◆ Stored data entries
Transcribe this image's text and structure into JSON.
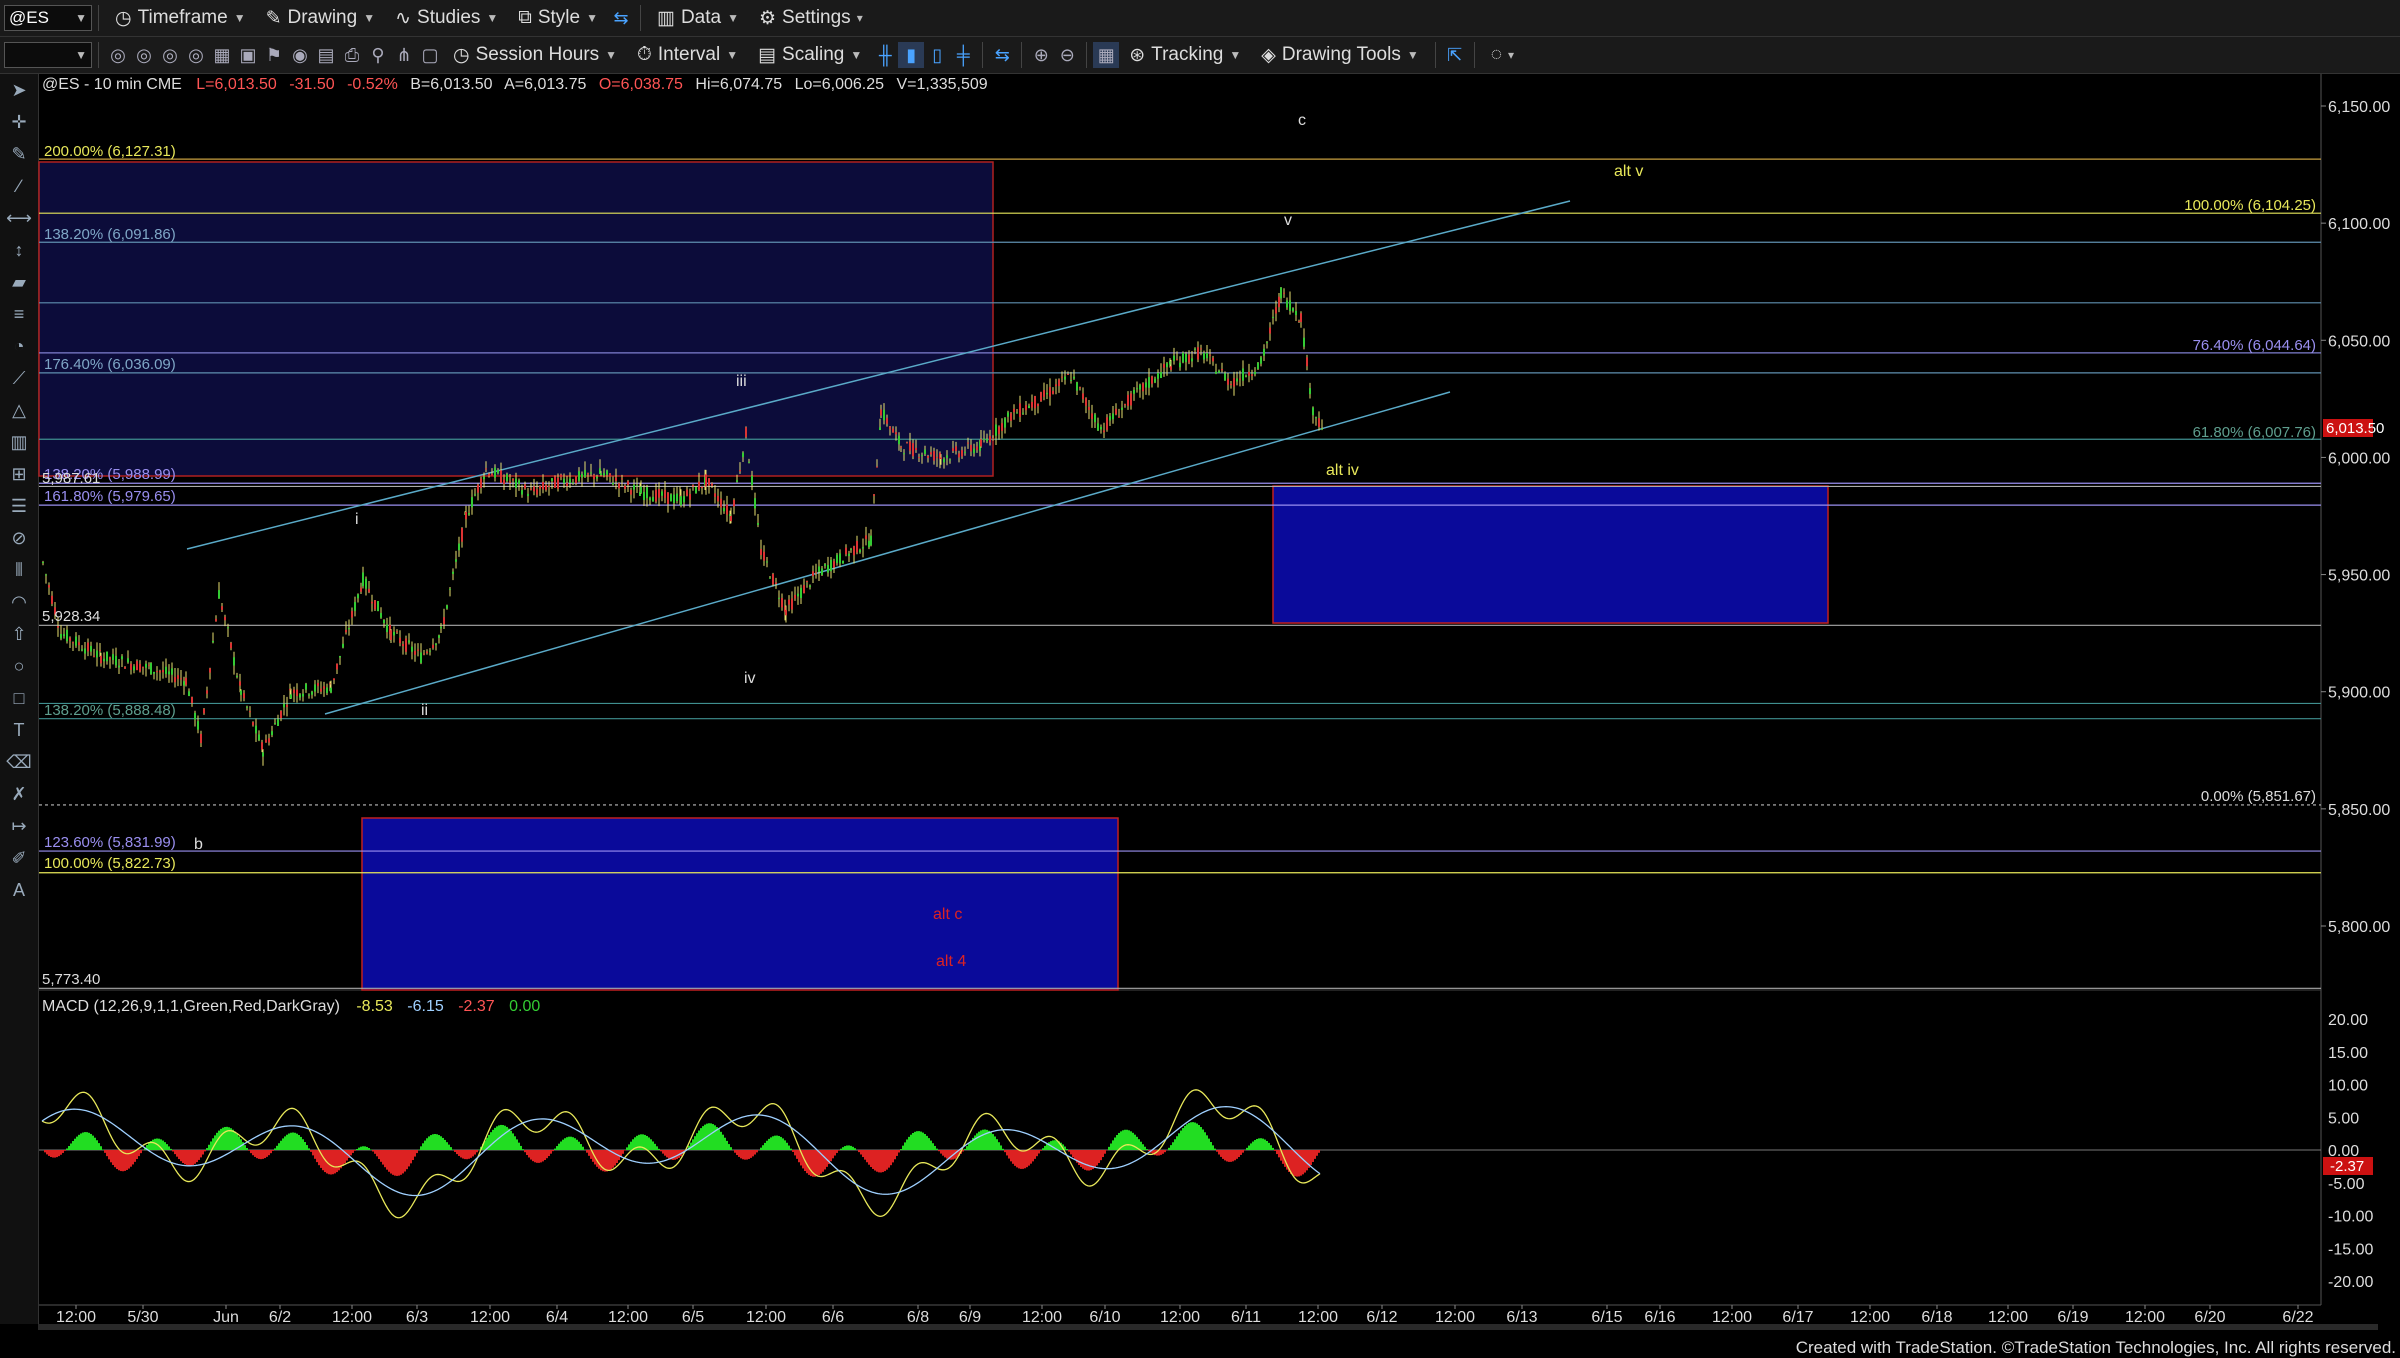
{
  "toolbar": {
    "symbol": "@ES",
    "timeframe": "Timeframe",
    "drawing": "Drawing",
    "studies": "Studies",
    "style": "Style",
    "data": "Data",
    "settings": "Settings",
    "session_hours": "Session Hours",
    "interval": "Interval",
    "scaling": "Scaling",
    "tracking": "Tracking",
    "drawing_tools": "Drawing Tools"
  },
  "chart": {
    "header": "@ES - 10 min  CME",
    "ohlc": [
      {
        "text": "L=6,013.50",
        "color": "#ff5555"
      },
      {
        "text": "-31.50",
        "color": "#ff5555"
      },
      {
        "text": "-0.52%",
        "color": "#ff5555"
      },
      {
        "text": "B=6,013.50",
        "color": "#dddddd"
      },
      {
        "text": "A=6,013.75",
        "color": "#dddddd"
      },
      {
        "text": "O=6,038.75",
        "color": "#ff5555"
      },
      {
        "text": "Hi=6,074.75",
        "color": "#dddddd"
      },
      {
        "text": "Lo=6,006.25",
        "color": "#dddddd"
      },
      {
        "text": "V=1,335,509",
        "color": "#dddddd"
      }
    ],
    "price_axis": [
      "6,150.00",
      "6,100.00",
      "6,050.00",
      "6,000.00",
      "5,950.00",
      "5,900.00",
      "5,850.00",
      "5,800.00"
    ],
    "last_price": "6,013.50",
    "macd_header": "MACD (12,26,9,1,1,Green,Red,DarkGray)",
    "macd_values": [
      {
        "text": "-8.53",
        "color": "#e8e85a"
      },
      {
        "text": "-6.15",
        "color": "#9fd0ff"
      },
      {
        "text": "-2.37",
        "color": "#ff5555"
      },
      {
        "text": "0.00",
        "color": "#33cc33"
      }
    ],
    "macd_axis": [
      "20.00",
      "15.00",
      "10.00",
      "5.00",
      "0.00",
      "-5.00",
      "-10.00",
      "-15.00",
      "-20.00"
    ],
    "macd_last": "-2.37",
    "time_axis": [
      "12:00",
      "5/30",
      "Jun",
      "6/2",
      "12:00",
      "6/3",
      "12:00",
      "6/4",
      "12:00",
      "6/5",
      "12:00",
      "6/6",
      "6/8",
      "6/9",
      "12:00",
      "6/10",
      "12:00",
      "6/11",
      "12:00",
      "6/12",
      "12:00",
      "6/13",
      "6/15",
      "6/16",
      "12:00",
      "6/17",
      "12:00",
      "6/18",
      "12:00",
      "6/19",
      "12:00",
      "6/20",
      "6/22"
    ],
    "fib_labels": [
      {
        "text": "200.00% (6,127.31)",
        "color": "#e8e85a"
      },
      {
        "text": "138.20% (6,091.86)",
        "color": "#7fa7c7"
      },
      {
        "text": "176.40% (6,036.09)",
        "color": "#7fa7c7"
      },
      {
        "text": "138.20% (5,988.99)",
        "color": "#9a8ff0"
      },
      {
        "text": "5,987.61",
        "color": "#dddddd"
      },
      {
        "text": "161.80% (5,979.65)",
        "color": "#9a8ff0"
      },
      {
        "text": "5,928.34",
        "color": "#dddddd"
      },
      {
        "text": "138.20% (5,888.48)",
        "color": "#5f9f8f"
      },
      {
        "text": "123.60% (5,831.99)",
        "color": "#9a8ff0"
      },
      {
        "text": "100.00% (5,822.73)",
        "color": "#e8e85a"
      },
      {
        "text": "5,773.40",
        "color": "#dddddd"
      },
      {
        "text": "100.00% (6,104.25)",
        "color": "#e8e85a"
      },
      {
        "text": "76.40% (6,044.64)",
        "color": "#9a8ff0"
      },
      {
        "text": "61.80% (6,007.76)",
        "color": "#5f9f8f"
      },
      {
        "text": "0.00% (5,851.67)",
        "color": "#dddddd"
      }
    ],
    "wave_labels": [
      {
        "text": "c",
        "color": "#dddddd"
      },
      {
        "text": "v",
        "color": "#dddddd"
      },
      {
        "text": "alt v",
        "color": "#e8e85a"
      },
      {
        "text": "iii",
        "color": "#dddddd"
      },
      {
        "text": "i",
        "color": "#dddddd"
      },
      {
        "text": "iv",
        "color": "#dddddd"
      },
      {
        "text": "ii",
        "color": "#dddddd"
      },
      {
        "text": "alt iv",
        "color": "#e8e85a"
      },
      {
        "text": "b",
        "color": "#dddddd"
      },
      {
        "text": "alt c",
        "color": "#dd2222"
      },
      {
        "text": "alt 4",
        "color": "#dd2222"
      }
    ]
  },
  "footer": "Created with TradeStation. ©TradeStation Technologies, Inc. All rights reserved."
}
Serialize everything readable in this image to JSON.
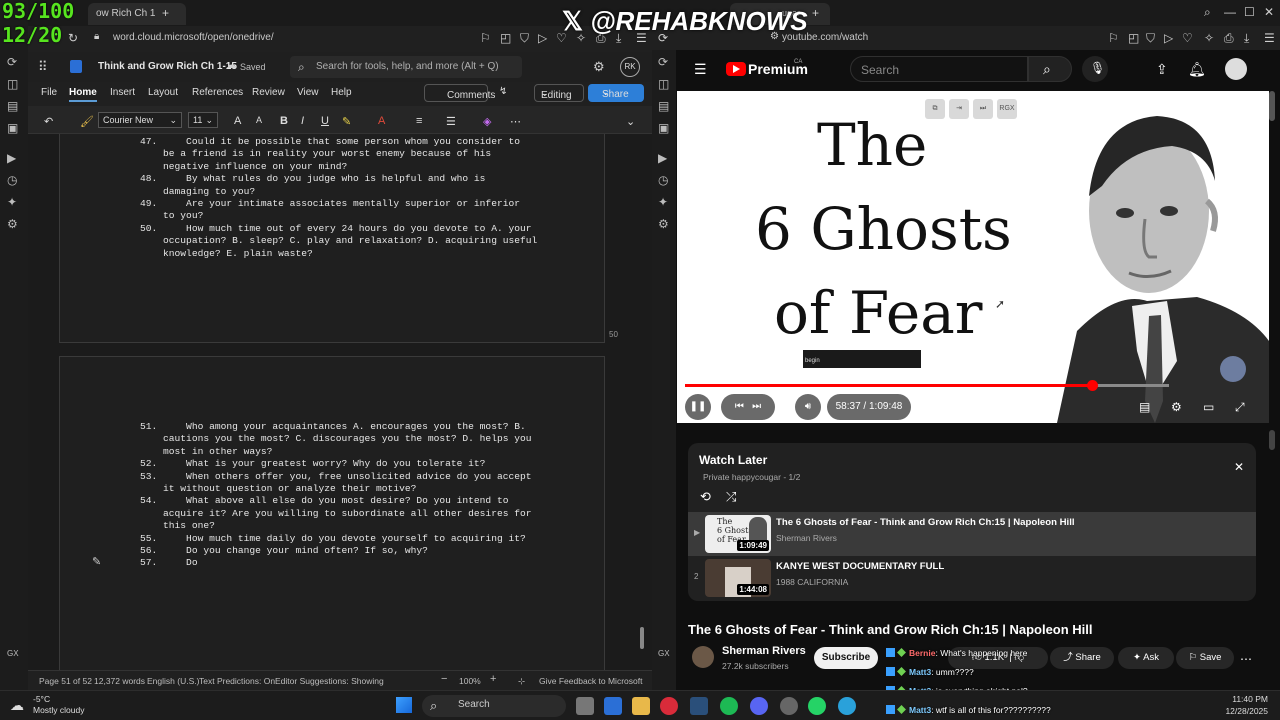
{
  "overlay": {
    "counter_top": "93/100",
    "counter_bottom": "12/20",
    "watermark": "@REHABKNOWS"
  },
  "left_browser": {
    "tab_title": "Think and Grow Rich Ch 1-15",
    "tab_visible": "ow Rich Ch 1",
    "url": "word.cloud.microsoft/open/onedrive/",
    "word": {
      "doc_title": "Think and Grow Rich Ch 1-15",
      "saved": "Saved",
      "search_placeholder": "Search for tools, help, and more (Alt + Q)",
      "avatar": "RK",
      "menu": [
        "File",
        "Home",
        "Insert",
        "Layout",
        "References",
        "Review",
        "View",
        "Help"
      ],
      "comments": "Comments",
      "editing": "Editing",
      "share": "Share",
      "font": "Courier New",
      "size": "11",
      "page1_lines": [
        "47.     Could it be possible that some person whom you consider to",
        "    be a friend is in reality your worst enemy because of his",
        "    negative influence on your mind?",
        "48.     By what rules do you judge who is helpful and who is",
        "    damaging to you?",
        "49.     Are your intimate associates mentally superior or inferior",
        "    to you?",
        "50.     How much time out of every 24 hours do you devote to A. your",
        "    occupation? B. sleep? C. play and relaxation? D. acquiring useful",
        "    knowledge? E. plain waste?"
      ],
      "page2_lines": [
        "51.     Who among your acquaintances A. encourages you the most? B.",
        "    cautions you the most? C. discourages you the most? D. helps you",
        "    most in other ways?",
        "52.     What is your greatest worry? Why do you tolerate it?",
        "53.     When others offer you, free unsolicited advice do you accept",
        "    it without question or analyze their motive?",
        "54.     What above all else do you most desire? Do you intend to",
        "    acquire it? Are you willing to subordinate all other desires for",
        "    this one?",
        "55.     How much time daily do you devote yourself to acquiring it?",
        "56.     Do you change your mind often? If so, why?",
        "57.     Do"
      ],
      "page_number": "50",
      "status": {
        "page": "Page 51 of 52",
        "words": "12,372 words",
        "lang": "English (U.S.)",
        "predictions": "Text Predictions: On",
        "editor": "Editor Suggestions: Showing",
        "zoom": "100%",
        "feedback": "Give Feedback to Microsoft"
      }
    }
  },
  "right_browser": {
    "url": "youtube.com/watch",
    "tab_label": "ugar",
    "premium": "Premium",
    "region": "CA",
    "search_placeholder": "Search",
    "video": {
      "line1": "The",
      "line2": "6 Ghosts",
      "line3": "of Fear",
      "time": "58:37 / 1:09:48",
      "progress": 0.84,
      "caption": "begin"
    },
    "watch_later": {
      "title": "Watch Later",
      "subtitle": "Private happycougar - 1/2",
      "items": [
        {
          "title": "The 6 Ghosts of Fear - Think and Grow Rich Ch:15 | Napoleon Hill",
          "channel": "Sherman Rivers",
          "duration": "1:09:49"
        },
        {
          "title": "KANYE WEST DOCUMENTARY FULL",
          "channel": "1988 CALIFORNIA",
          "duration": "1:44:08",
          "index": "2"
        }
      ]
    },
    "video_title": "The 6 Ghosts of Fear - Think and Grow Rich Ch:15 | Napoleon Hill",
    "channel": "Sherman Rivers",
    "subscribers": "27.2k subscribers",
    "subscribe": "Subscribe",
    "likes": "1.1K",
    "share": "Share",
    "ask": "Ask",
    "save": "Save",
    "chat": [
      {
        "user": "Bernie",
        "msg": ": What's happening here"
      },
      {
        "user": "Matt3",
        "msg": ": umm????"
      },
      {
        "user": "Matt3",
        "msg": ": is everything alright pal?"
      },
      {
        "user": "Matt3",
        "msg": ": wtf is all of this for??????????"
      }
    ]
  },
  "taskbar": {
    "temp": "-5°C",
    "weather": "Mostly cloudy",
    "search": "Search",
    "time": "11:40 PM",
    "date": "12/28/2025"
  }
}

◆ DIRECTIONS
Only lines with "Grow" are wanted here; list each of them.

◆ SOLUTION TO THIS PROBLEM
    "tab_title": "Think and Grow Rich Ch 1-15",
      "doc_title": "Think and Grow Rich Ch 1-15",
          "title": "The 6 Ghosts of Fear - Think and Grow Rich Ch:15 | Napoleon Hill",
    "video_title": "The 6 Ghosts of Fear - Think and Grow Rich Ch:15 | Napoleon Hill",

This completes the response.